=== Exercise materials ===
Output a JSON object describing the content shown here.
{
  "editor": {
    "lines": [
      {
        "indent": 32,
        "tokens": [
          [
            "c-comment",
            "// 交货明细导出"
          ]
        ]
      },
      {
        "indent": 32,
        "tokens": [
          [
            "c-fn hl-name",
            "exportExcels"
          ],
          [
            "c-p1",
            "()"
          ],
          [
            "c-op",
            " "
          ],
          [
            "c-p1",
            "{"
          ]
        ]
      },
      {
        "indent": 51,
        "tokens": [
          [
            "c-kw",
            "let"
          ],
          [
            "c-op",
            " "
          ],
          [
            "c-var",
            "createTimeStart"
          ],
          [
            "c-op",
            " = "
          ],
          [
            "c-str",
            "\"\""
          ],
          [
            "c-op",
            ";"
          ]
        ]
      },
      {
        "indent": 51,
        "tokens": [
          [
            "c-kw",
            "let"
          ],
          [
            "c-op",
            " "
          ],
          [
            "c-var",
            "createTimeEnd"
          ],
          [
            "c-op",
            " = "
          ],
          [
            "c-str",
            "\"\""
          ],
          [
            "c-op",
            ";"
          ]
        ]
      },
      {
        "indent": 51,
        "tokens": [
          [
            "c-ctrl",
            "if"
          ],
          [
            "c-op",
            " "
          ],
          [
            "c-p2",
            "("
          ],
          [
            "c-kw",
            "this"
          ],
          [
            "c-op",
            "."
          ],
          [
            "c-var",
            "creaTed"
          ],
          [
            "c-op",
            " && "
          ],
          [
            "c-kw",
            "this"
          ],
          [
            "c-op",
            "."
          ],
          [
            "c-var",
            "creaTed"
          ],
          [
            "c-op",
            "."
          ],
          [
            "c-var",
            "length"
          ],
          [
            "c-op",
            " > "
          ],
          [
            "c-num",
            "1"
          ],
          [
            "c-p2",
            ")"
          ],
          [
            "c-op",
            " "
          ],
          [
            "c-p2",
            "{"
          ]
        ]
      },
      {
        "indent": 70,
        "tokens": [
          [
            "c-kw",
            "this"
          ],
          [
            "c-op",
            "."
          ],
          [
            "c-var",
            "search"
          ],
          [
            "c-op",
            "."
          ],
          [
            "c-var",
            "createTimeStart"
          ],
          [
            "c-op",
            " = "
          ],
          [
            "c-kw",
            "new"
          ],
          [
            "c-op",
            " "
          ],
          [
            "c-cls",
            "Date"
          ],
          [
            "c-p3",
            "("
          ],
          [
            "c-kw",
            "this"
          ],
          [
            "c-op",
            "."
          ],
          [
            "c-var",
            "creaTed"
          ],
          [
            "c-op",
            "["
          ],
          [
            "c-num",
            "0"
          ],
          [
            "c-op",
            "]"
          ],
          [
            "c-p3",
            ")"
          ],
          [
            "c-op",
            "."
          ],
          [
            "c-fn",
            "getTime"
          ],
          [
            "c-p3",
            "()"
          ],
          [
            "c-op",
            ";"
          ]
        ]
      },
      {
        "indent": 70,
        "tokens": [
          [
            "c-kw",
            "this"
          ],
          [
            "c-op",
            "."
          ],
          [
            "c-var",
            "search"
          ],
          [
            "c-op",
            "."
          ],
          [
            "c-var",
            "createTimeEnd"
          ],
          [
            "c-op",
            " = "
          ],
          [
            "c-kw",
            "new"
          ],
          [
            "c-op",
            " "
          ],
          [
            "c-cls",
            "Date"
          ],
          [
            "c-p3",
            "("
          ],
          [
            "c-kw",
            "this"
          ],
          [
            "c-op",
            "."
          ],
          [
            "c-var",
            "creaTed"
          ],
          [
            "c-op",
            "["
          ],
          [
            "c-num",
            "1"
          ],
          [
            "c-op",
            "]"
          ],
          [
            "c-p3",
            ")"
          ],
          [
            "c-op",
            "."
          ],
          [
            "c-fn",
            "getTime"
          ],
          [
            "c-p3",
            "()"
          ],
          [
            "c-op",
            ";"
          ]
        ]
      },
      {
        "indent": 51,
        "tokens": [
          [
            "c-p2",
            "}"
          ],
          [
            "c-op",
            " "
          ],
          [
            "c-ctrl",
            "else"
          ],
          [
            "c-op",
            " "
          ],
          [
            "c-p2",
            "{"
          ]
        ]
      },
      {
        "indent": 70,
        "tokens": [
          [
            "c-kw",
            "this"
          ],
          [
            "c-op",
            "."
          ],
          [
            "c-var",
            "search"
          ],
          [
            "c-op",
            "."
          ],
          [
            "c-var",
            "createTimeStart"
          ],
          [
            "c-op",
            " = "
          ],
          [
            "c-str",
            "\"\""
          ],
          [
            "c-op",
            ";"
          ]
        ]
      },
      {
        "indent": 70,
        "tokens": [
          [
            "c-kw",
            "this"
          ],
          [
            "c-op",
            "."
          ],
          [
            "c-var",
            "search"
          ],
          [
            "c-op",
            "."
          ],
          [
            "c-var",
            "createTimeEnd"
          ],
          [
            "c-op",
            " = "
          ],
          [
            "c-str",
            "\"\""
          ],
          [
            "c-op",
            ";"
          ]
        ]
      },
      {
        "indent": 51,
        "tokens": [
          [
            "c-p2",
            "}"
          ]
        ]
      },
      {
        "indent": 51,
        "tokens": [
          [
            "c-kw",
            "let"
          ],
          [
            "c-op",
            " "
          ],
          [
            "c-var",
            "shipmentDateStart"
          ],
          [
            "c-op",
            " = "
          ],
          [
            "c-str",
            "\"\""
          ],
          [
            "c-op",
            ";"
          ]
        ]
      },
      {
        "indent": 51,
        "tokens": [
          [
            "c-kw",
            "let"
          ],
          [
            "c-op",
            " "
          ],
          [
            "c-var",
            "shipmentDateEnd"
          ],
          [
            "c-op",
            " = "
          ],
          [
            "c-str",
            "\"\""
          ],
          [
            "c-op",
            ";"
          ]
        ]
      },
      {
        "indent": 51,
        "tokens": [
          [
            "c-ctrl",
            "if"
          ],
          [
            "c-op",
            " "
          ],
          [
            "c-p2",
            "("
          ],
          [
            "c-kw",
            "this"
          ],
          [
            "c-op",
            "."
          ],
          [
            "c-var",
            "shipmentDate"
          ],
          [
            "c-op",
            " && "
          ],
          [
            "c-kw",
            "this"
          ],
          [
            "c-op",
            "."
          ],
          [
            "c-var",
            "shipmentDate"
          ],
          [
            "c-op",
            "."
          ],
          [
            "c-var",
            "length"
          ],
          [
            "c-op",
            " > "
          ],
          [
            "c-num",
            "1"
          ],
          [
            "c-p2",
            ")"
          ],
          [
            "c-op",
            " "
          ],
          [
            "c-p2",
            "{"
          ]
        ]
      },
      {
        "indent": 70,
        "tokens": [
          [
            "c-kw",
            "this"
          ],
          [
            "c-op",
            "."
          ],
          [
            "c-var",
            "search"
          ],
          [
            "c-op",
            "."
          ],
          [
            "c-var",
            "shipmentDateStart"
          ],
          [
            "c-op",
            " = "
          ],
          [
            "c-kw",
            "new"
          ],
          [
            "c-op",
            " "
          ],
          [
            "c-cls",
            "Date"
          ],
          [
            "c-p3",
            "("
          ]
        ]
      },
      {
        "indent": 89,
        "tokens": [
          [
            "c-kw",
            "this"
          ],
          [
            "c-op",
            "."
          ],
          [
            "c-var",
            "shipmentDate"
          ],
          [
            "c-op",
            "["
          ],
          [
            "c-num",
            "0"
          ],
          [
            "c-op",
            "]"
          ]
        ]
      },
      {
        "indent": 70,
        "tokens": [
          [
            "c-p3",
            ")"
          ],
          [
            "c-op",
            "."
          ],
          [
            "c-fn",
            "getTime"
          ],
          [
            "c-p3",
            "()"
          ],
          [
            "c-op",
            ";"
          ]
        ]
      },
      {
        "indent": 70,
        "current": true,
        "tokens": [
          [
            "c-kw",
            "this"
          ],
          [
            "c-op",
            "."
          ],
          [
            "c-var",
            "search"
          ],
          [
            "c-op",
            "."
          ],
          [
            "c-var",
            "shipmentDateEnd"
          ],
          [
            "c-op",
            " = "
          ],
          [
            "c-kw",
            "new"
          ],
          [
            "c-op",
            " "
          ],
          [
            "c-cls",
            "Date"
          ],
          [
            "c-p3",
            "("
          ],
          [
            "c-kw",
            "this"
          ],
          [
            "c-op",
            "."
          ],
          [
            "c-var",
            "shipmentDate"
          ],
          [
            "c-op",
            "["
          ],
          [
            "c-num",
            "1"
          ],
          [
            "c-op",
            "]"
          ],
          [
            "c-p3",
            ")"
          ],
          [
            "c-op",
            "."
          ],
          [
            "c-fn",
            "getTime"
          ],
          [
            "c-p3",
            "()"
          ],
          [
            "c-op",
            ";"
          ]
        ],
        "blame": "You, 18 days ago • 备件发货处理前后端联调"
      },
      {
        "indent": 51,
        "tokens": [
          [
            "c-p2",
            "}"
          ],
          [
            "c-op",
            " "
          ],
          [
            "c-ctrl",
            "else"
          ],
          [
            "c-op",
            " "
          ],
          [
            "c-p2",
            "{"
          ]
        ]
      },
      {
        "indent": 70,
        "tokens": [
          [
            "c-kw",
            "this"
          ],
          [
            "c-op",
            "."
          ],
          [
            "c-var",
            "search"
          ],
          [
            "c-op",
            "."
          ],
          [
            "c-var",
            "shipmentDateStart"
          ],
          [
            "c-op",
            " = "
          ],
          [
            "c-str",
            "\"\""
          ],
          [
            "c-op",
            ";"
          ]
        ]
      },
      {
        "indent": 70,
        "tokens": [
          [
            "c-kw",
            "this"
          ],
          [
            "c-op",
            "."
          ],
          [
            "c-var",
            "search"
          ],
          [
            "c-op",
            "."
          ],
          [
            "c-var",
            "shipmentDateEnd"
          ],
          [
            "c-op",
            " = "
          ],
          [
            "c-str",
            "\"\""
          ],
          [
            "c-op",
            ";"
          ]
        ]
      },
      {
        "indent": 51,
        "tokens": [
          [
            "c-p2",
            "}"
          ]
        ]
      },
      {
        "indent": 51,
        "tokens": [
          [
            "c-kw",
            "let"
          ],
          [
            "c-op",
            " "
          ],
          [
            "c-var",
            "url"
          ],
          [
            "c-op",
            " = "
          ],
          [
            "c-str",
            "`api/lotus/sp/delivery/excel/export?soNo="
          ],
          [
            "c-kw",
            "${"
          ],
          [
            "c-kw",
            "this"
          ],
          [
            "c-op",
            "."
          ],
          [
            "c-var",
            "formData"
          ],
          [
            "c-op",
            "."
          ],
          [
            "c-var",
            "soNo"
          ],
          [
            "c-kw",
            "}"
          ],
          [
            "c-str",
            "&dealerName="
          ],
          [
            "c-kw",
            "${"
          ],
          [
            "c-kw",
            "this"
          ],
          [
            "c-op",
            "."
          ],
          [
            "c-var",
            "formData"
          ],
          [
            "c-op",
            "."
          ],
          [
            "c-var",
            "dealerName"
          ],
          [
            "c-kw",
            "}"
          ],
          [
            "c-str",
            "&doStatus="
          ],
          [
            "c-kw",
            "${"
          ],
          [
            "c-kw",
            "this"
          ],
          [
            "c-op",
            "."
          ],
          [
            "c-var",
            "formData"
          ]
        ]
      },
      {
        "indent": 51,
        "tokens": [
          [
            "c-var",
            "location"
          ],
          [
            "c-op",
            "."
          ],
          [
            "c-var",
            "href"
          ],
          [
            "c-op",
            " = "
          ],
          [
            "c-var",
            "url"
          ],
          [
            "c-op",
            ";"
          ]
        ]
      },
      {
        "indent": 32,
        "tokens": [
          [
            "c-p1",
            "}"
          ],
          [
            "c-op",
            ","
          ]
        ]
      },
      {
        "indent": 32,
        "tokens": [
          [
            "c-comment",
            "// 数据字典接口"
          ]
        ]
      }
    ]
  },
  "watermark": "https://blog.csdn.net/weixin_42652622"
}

=== The request ===
From the records above, pull out each line that has "soNo".

=== In response ===
            "`api/lotus/sp/delivery/excel/export?soNo="
            "soNo"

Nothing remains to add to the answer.